= WRITTEN EXERCISE =
Report the number of lines where the string "данного" occurs, and write nothing else.

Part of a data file
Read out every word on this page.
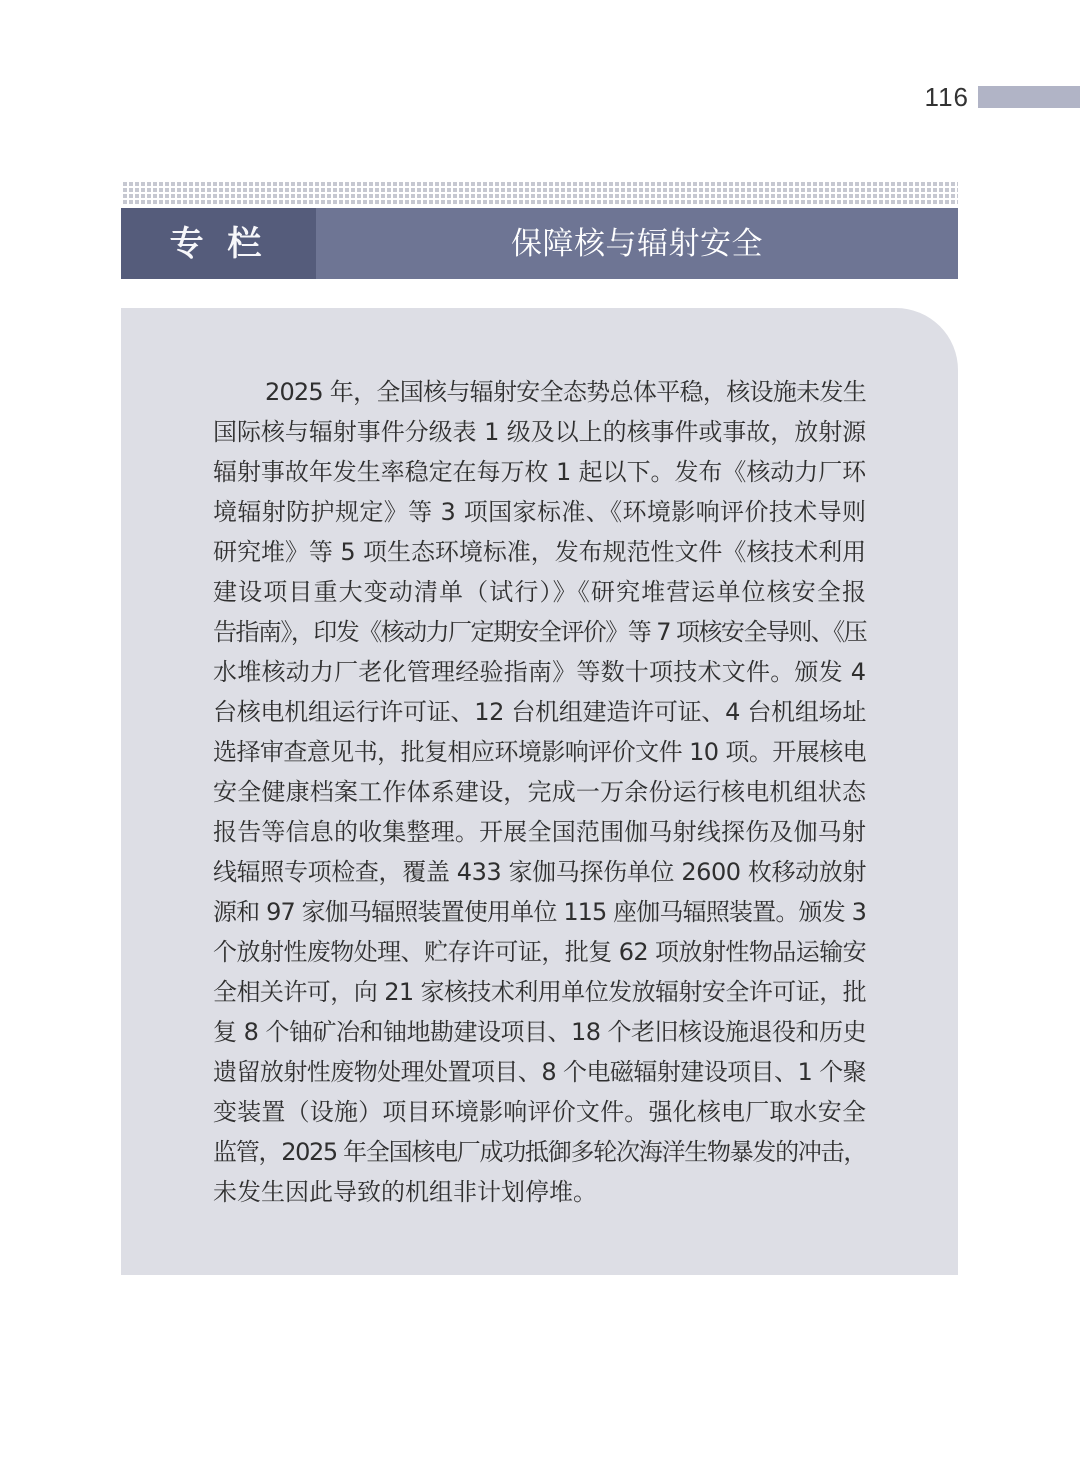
116
专 栏	保障核与辐射安全
2025 年，全国核与辐射安全态势总体平稳，核设施未发生
国际核与辐射事件分级表 1 级及以上的核事件或事故，放射源
辐射事故年发生率稳定在每万枚 1 起以下。发布《核动力厂环
境辐射防护规定》等 3 项国家标准、《环境影响评价技术导则
研究堆》等 5 项生态环境标准，发布规范性文件《核技术利用
建设项目重大变动清单（试行）》《研究堆营运单位核安全报
告指南》，印发《核动力厂定期安全评价》等 7 项核安全导则、《压
水堆核动力厂老化管理经验指南》等数十项技术文件。颁发 4
台核电机组运行许可证、12 台机组建造许可证、4 台机组场址
选择审查意见书，批复相应环境影响评价文件 10 项。开展核电
安全健康档案工作体系建设，完成一万余份运行核电机组状态
报告等信息的收集整理。开展全国范围伽马射线探伤及伽马射
线辐照专项检查，覆盖 433 家伽马探伤单位 2600 枚移动放射
源和 97 家伽马辐照装置使用单位 115 座伽马辐照装置。颁发 3
个放射性废物处理、贮存许可证，批复 62 项放射性物品运输安
全相关许可，向 21 家核技术利用单位发放辐射安全许可证，批
复 8 个铀矿冶和铀地勘建设项目、18 个老旧核设施退役和历史
遗留放射性废物处理处置项目、8 个电磁辐射建设项目、1 个聚
变装置（设施）项目环境影响评价文件。强化核电厂取水安全
监管，2025 年全国核电厂成功抵御多轮次海洋生物暴发的冲击，
未发生因此导致的机组非计划停堆。
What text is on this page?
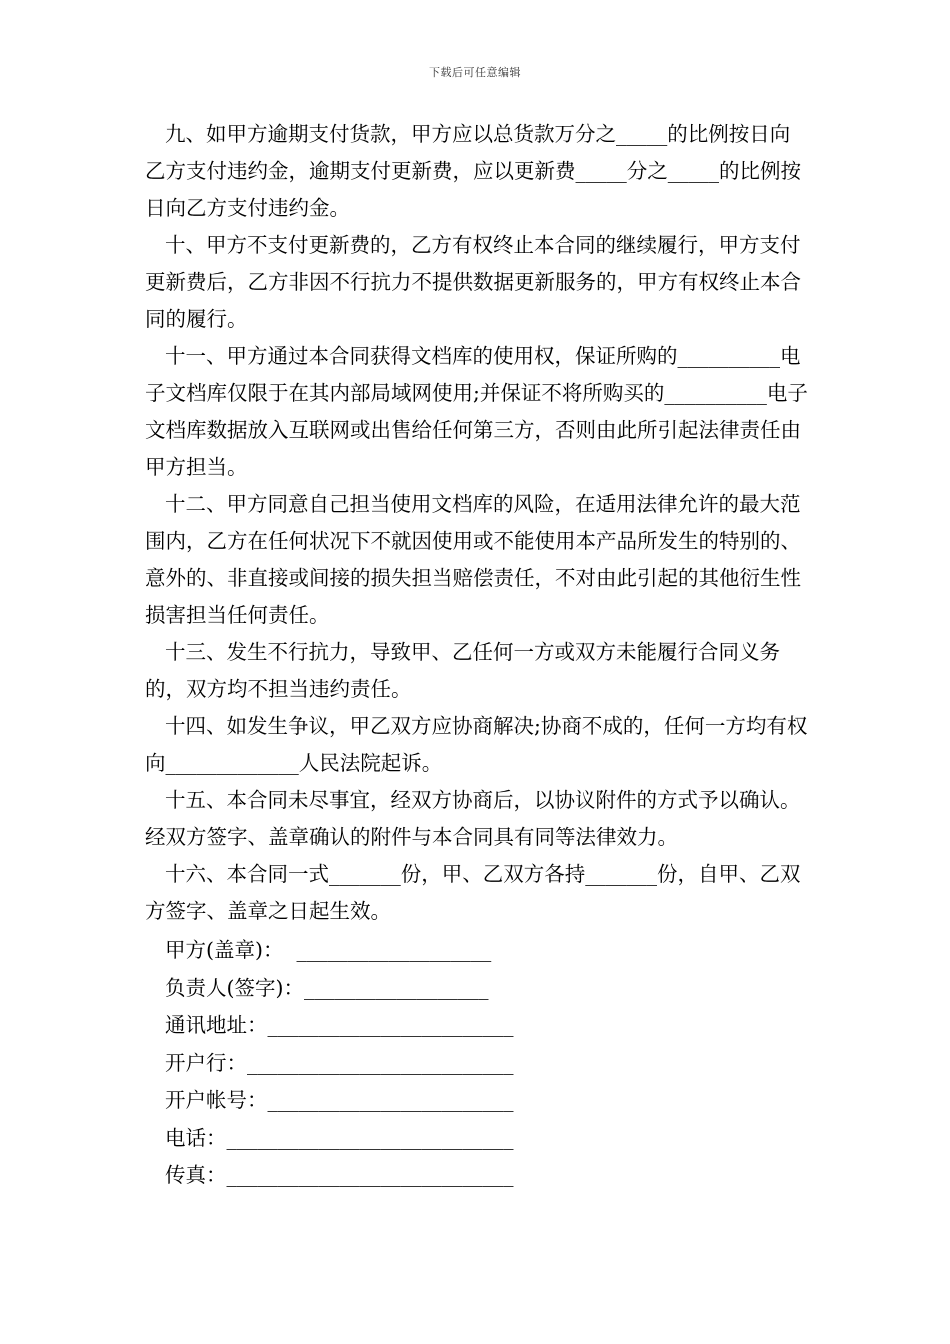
下载后可任意编辑

九、如甲方逾期支付货款，甲方应以总货款万分之_____的比例按日向乙方支付违约金，逾期支付更新费，应以更新费_____分之_____的比例按日向乙方支付违约金。

十、甲方不支付更新费的，乙方有权终止本合同的继续履行，甲方支付更新费后，乙方非因不行抗力不提供数据更新服务的，甲方有权终止本合同的履行。

十一、甲方通过本合同获得文档库的使用权，保证所购的__________电子文档库仅限于在其内部局域网使用;并保证不将所购买的__________电子文档库数据放入互联网或出售给任何第三方，否则由此所引起法律责任由甲方担当。

十二、甲方同意自己担当使用文档库的风险，在适用法律允许的最大范围内，乙方在任何状况下不就因使用或不能使用本产品所发生的特别的、意外的、非直接或间接的损失担当赔偿责任，不对由此引起的其他衍生性损害担当任何责任。

十三、发生不行抗力，导致甲、乙任何一方或双方未能履行合同义务的，双方均不担当违约责任。

十四、如发生争议，甲乙双方应协商解决;协商不成的，任何一方均有权向_____________人民法院起诉。

十五、本合同未尽事宜，经双方协商后，以协议附件的方式予以确认。经双方签字、盖章确认的附件与本合同具有同等法律效力。

十六、本合同一式_______份，甲、乙双方各持_______份，自甲、乙双方签字、盖章之日起生效。

甲方(盖章)：  ___________________
负责人(签字)：__________________
通讯地址：________________________
开户行：__________________________
开户帐号：________________________
电话：____________________________
传真：____________________________
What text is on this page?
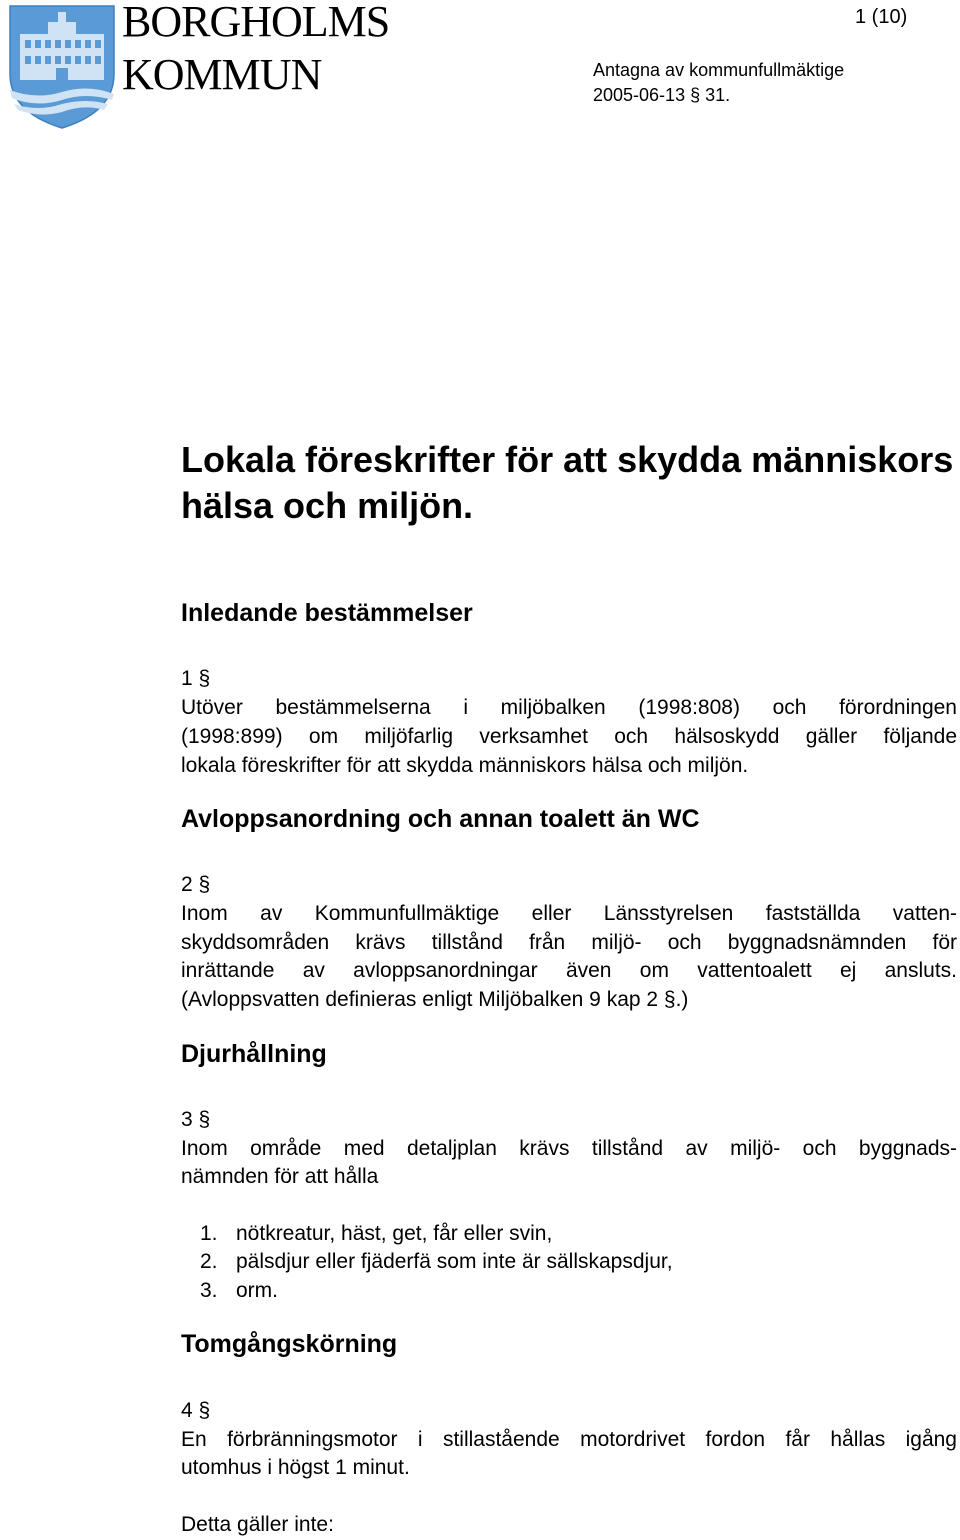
BORGHOLMS
KOMMUN
1 (10)
Antagna av kommunfullmäktige
2005-06-13 § 31.
Lokala föreskrifter för att skydda människors hälsa och miljön.
Inledande bestämmelser
1 §
Utöver bestämmelserna i miljöbalken (1998:808) och förordningen
(1998:899) om miljöfarlig verksamhet och hälsoskydd gäller följande
lokala föreskrifter för att skydda människors hälsa och miljön.
Avloppsanordning och annan toalett än WC
2 §
Inom av Kommunfullmäktige eller Länsstyrelsen fastställda vatten-
skyddsområden krävs tillstånd från miljö- och byggnadsnämnden för
inrättande av avloppsanordningar även om vattentoalett ej ansluts.
(Avloppsvatten definieras enligt Miljöbalken 9 kap 2 §.)
Djurhållning
3 §
Inom område med detaljplan krävs tillstånd av miljö- och byggnads-
nämnden för att hålla
1. nötkreatur, häst, get, får eller svin,
2. pälsdjur eller fjäderfä som inte är sällskapsdjur,
3. orm.
Tomgångskörning
4 §
En förbränningsmotor i stillastående motordrivet fordon får hållas igång
utomhus i högst 1 minut.
Detta gäller inte:
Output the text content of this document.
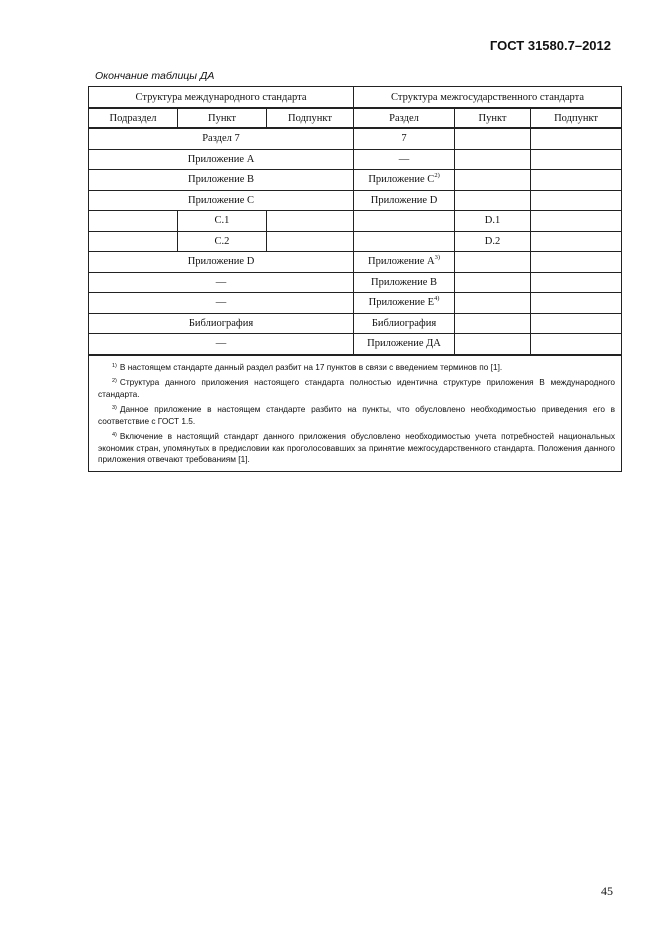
ГОСТ 31580.7–2012
Окончание таблицы ДА
Структура международного стандарта			Структура межгосударственного стандарта		
Подраздел	Пункт	Подпункт	Раздел	Пункт	Подпункт
Раздел 7			7		
Приложение A			—		
Приложение B			Приложение $C^{2)}$		
Приложение C			Приложение D		
	C.1			D.1	
	C.2			D.2	
Приложение D			Приложение $A^{3)}$		
—			Приложение B		
—			Приложение $E^{4)}$		
Библиография			Библиография		
—			Приложение ДА		

$^{1)}$ В настоящем стандарте данный раздел разбит на 17 пунктов в связи с введением терминов по [1].
$^{2)}$ Структура данного приложения настоящего стандарта полностью идентична структуре приложения B международного стандарта.
$^{3)}$ Данное приложение в настоящем стандарте разбито на пункты, что обусловлено необходимостью приведения его в соответствие с ГОСТ 1.5.
$^{4)}$ Включение в настоящий стандарт данного приложения обусловлено необходимостью учета потребностей национальных экономик стран, упомянутых в предисловии как проголосовавших за принятие межгосударственного стандарта. Положения данного приложения отвечают требованиям [1].					
45
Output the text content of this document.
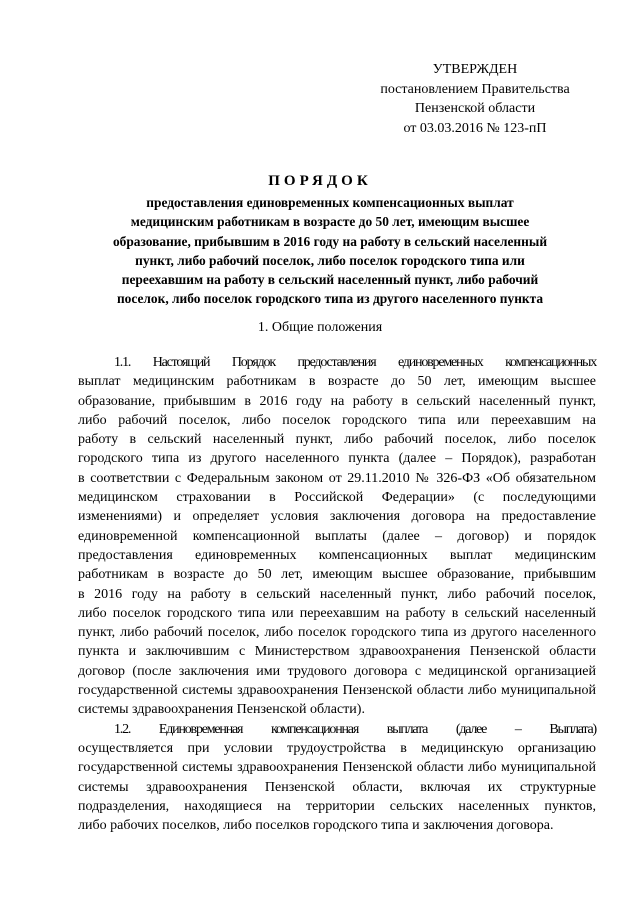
УТВЕРЖДЕН
постановлением Правительства
Пензенской области
от 03.03.2016 № 123-пП
ПОРЯДОК
предоставления единовременных компенсационных выплат
медицинским работникам в возрасте до 50 лет, имеющим высшее
образование, прибывшим в 2016 году на работу в сельский населенный
пункт, либо рабочий поселок, либо поселок городского типа или
переехавшим на работу в сельский населенный пункт, либо рабочий
поселок, либо поселок городского типа из другого населенного пункта
1. Общие положения
1.1. Настоящий Порядок предоставления единовременных компенсационных
выплат медицинским работникам в возрасте до 50 лет, имеющим высшее
образование, прибывшим в 2016 году на работу в сельский населенный пункт,
либо рабочий поселок, либо поселок городского типа или переехавшим на
работу в сельский населенный пункт, либо рабочий поселок, либо поселок
городского типа из другого населенного пункта (далее – Порядок), разработан
в соответствии с Федеральным законом от 29.11.2010 № 326-ФЗ «Об обязательном
медицинском страховании в Российской Федерации» (с последующими
изменениями) и определяет условия заключения договора на предоставление
единовременной компенсационной выплаты (далее – договор) и порядок
предоставления единовременных компенсационных выплат медицинским
работникам в возрасте до 50 лет, имеющим высшее образование, прибывшим
в 2016 году на работу в сельский населенный пункт, либо рабочий поселок,
либо поселок городского типа или переехавшим на работу в сельский населенный
пункт, либо рабочий поселок, либо поселок городского типа из другого населенного
пункта и заключившим с Министерством здравоохранения Пензенской области
договор (после заключения ими трудового договора с медицинской организацией
государственной системы здравоохранения Пензенской области либо муниципальной
системы здравоохранения Пензенской области).
1.2. Единовременная компенсационная выплата (далее – Выплата)
осуществляется при условии трудоустройства в медицинскую организацию
государственной системы здравоохранения Пензенской области либо муниципальной
системы здравоохранения Пензенской области, включая их структурные
подразделения, находящиеся на территории сельских населенных пунктов,
либо рабочих поселков, либо поселков городского типа и заключения договора.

= RESULT BELOW =
2